▶ _STORED ROWS_:

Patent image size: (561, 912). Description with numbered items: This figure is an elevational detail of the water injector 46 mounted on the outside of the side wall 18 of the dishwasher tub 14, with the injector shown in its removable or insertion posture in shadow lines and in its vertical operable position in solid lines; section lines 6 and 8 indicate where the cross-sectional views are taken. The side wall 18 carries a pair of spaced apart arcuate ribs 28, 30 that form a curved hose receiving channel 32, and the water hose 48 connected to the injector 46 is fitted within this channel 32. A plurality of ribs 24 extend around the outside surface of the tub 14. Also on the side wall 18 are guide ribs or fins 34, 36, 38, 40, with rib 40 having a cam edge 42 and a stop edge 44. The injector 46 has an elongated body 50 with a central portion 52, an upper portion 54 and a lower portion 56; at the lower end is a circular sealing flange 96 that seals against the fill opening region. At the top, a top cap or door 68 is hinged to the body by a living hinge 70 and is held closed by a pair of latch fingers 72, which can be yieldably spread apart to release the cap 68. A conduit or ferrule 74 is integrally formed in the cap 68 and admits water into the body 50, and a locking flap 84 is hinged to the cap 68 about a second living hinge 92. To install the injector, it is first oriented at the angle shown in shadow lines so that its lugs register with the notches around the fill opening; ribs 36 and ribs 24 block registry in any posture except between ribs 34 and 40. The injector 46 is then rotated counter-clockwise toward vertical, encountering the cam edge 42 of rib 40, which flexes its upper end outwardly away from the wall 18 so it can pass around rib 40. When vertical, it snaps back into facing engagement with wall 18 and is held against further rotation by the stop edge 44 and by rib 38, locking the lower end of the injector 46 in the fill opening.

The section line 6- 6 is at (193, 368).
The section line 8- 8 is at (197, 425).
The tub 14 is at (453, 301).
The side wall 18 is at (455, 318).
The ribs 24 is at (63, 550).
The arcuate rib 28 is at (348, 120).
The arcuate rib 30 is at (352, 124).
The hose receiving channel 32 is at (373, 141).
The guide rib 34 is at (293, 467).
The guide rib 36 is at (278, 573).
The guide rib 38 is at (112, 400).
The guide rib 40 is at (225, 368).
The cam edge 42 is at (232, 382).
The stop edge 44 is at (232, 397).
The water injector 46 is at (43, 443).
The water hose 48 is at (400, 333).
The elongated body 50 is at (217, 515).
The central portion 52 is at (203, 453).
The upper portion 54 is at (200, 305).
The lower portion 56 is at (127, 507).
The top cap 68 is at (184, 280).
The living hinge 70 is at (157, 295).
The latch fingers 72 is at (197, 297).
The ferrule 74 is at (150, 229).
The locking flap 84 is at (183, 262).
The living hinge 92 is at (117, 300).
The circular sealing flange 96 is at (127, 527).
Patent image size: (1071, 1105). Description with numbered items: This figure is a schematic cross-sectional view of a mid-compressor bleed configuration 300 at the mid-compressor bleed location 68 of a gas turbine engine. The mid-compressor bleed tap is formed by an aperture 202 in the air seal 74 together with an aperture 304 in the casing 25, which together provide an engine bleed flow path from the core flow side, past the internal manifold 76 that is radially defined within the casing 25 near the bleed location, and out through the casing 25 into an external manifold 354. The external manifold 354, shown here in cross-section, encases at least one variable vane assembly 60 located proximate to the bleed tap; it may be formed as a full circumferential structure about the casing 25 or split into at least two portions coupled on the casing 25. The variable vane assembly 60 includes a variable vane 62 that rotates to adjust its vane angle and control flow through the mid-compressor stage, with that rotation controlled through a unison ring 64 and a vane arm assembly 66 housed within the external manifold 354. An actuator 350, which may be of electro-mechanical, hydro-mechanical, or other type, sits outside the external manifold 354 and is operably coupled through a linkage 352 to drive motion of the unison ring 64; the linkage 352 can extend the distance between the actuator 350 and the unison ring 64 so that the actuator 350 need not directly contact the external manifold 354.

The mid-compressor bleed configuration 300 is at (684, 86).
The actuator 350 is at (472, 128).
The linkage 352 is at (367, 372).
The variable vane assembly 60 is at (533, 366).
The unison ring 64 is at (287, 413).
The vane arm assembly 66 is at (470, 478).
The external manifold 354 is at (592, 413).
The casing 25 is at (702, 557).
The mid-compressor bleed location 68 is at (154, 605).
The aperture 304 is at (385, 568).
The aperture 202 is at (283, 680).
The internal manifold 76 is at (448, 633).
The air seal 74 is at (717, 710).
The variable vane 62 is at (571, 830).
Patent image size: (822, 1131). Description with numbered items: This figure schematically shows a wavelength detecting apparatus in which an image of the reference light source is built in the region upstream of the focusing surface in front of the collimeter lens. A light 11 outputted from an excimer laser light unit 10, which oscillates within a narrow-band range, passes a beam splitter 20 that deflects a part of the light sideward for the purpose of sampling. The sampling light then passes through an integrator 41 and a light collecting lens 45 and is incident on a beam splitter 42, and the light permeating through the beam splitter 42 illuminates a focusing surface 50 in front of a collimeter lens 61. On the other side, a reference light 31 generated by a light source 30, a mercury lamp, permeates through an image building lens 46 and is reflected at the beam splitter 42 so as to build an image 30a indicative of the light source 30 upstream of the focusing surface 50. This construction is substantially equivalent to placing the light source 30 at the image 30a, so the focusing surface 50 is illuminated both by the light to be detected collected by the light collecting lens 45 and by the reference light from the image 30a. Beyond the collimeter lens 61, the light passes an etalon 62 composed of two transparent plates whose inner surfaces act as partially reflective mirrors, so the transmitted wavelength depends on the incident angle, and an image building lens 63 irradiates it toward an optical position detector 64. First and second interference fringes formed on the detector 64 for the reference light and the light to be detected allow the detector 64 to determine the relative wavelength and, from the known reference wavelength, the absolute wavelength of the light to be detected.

▶ _WORK TO BE COMPLETED_:
Please retype all of the material above line for line, keeping every character unchanged.

▶ _THE REPLY_:
Patent image size: (561, 912). Description with numbered items: This figure is an elevational detail of the water injector 46 mounted on the outside of the side wall 18 of the dishwasher tub 14, with the injector shown in its removable or insertion posture in shadow lines and in its vertical operable position in solid lines; section lines 6 and 8 indicate where the cross-sectional views are taken. The side wall 18 carries a pair of spaced apart arcuate ribs 28, 30 that form a curved hose receiving channel 32, and the water hose 48 connected to the injector 46 is fitted within this channel 32. A plurality of ribs 24 extend around the outside surface of the tub 14. Also on the side wall 18 are guide ribs or fins 34, 36, 38, 40, with rib 40 having a cam edge 42 and a stop edge 44. The injector 46 has an elongated body 50 with a central portion 52, an upper portion 54 and a lower portion 56; at the lower end is a circular sealing flange 96 that seals against the fill opening region. At the top, a top cap or door 68 is hinged to the body by a living hinge 70 and is held closed by a pair of latch fingers 72, which can be yieldably spread apart to release the cap 68. A conduit or ferrule 74 is integrally formed in the cap 68 and admits water into the body 50, and a locking flap 84 is hinged to the cap 68 about a second living hinge 92. To install the injector, it is first oriented at the angle shown in shadow lines so that its lugs register with the notches around the fill opening; ribs 36 and ribs 24 block registry in any posture except between ribs 34 and 40. The injector 46 is then rotated counter-clockwise toward vertical, encountering the cam edge 42 of rib 40, which flexes its upper end outwardly away from the wall 18 so it can pass around rib 40. When vertical, it snaps back into facing engagement with wall 18 and is held against further rotation by the stop edge 44 and by rib 38, locking the lower end of the injector 46 in the fill opening.

The section line 6- 6 is at (193, 368).
The section line 8- 8 is at (197, 425).
The tub 14 is at (453, 301).
The side wall 18 is at (455, 318).
The ribs 24 is at (63, 550).
The arcuate rib 28 is at (348, 120).
The arcuate rib 30 is at (352, 124).
The hose receiving channel 32 is at (373, 141).
The guide rib 34 is at (293, 467).
The guide rib 36 is at (278, 573).
The guide rib 38 is at (112, 400).
The guide rib 40 is at (225, 368).
The cam edge 42 is at (232, 382).
The stop edge 44 is at (232, 397).
The water injector 46 is at (43, 443).
The water hose 48 is at (400, 333).
The elongated body 50 is at (217, 515).
The central portion 52 is at (203, 453).
The upper portion 54 is at (200, 305).
The lower portion 56 is at (127, 507).
The top cap 68 is at (184, 280).
The living hinge 70 is at (157, 295).
The latch fingers 72 is at (197, 297).
The ferrule 74 is at (150, 229).
The locking flap 84 is at (183, 262).
The living hinge 92 is at (117, 300).
The circular sealing flange 96 is at (127, 527).
Patent image size: (1071, 1105). Description with numbered items: This figure is a schematic cross-sectional view of a mid-compressor bleed configuration 300 at the mid-compressor bleed location 68 of a gas turbine engine. The mid-compressor bleed tap is formed by an aperture 202 in the air seal 74 together with an aperture 304 in the casing 25, which together provide an engine bleed flow path from the core flow side, past the internal manifold 76 that is radially defined within the casing 25 near the bleed location, and out through the casing 25 into an external manifold 354. The external manifold 354, shown here in cross-section, encases at least one variable vane assembly 60 located proximate to the bleed tap; it may be formed as a full circumferential structure about the casing 25 or split into at least two portions coupled on the casing 25. The variable vane assembly 60 includes a variable vane 62 that rotates to adjust its vane angle and control flow through the mid-compressor stage, with that rotation controlled through a unison ring 64 and a vane arm assembly 66 housed within the external manifold 354. An actuator 350, which may be of electro-mechanical, hydro-mechanical, or other type, sits outside the external manifold 354 and is operably coupled through a linkage 352 to drive motion of the unison ring 64; the linkage 352 can extend the distance between the actuator 350 and the unison ring 64 so that the actuator 350 need not directly contact the external manifold 354.

The mid-compressor bleed configuration 300 is at (684, 86).
The actuator 350 is at (472, 128).
The linkage 352 is at (367, 372).
The variable vane assembly 60 is at (533, 366).
The unison ring 64 is at (287, 413).
The vane arm assembly 66 is at (470, 478).
The external manifold 354 is at (592, 413).
The casing 25 is at (702, 557).
The mid-compressor bleed location 68 is at (154, 605).
The aperture 304 is at (385, 568).
The aperture 202 is at (283, 680).
The internal manifold 76 is at (448, 633).
The air seal 74 is at (717, 710).
The variable vane 62 is at (571, 830).
Patent image size: (822, 1131). Description with numbered items: This figure schematically shows a wavelength detecting apparatus in which an image of the reference light source is built in the region upstream of the focusing surface in front of the collimeter lens. A light 11 outputted from an excimer laser light unit 10, which oscillates within a narrow-band range, passes a beam splitter 20 that deflects a part of the light sideward for the purpose of sampling. The sampling light then passes through an integrator 41 and a light collecting lens 45 and is incident on a beam splitter 42, and the light permeating through the beam splitter 42 illuminates a focusing surface 50 in front of a collimeter lens 61. On the other side, a reference light 31 generated by a light source 30, a mercury lamp, permeates through an image building lens 46 and is reflected at the beam splitter 42 so as to build an image 30a indicative of the light source 30 upstream of the focusing surface 50. This construction is substantially equivalent to placing the light source 30 at the image 30a, so the focusing surface 50 is illuminated both by the light to be detected collected by the light collecting lens 45 and by the reference light from the image 30a. Beyond the collimeter lens 61, the light passes an etalon 62 composed of two transparent plates whose inner surfaces act as partially reflective mirrors, so the transmitted wavelength depends on the incident angle, and an image building lens 63 irradiates it toward an optical position detector 64. First and second interference fringes formed on the detector 64 for the reference light and the light to be detected allow the detector 64 to determine the relative wavelength and, from the known reference wavelength, the absolute wavelength of the light to be detected.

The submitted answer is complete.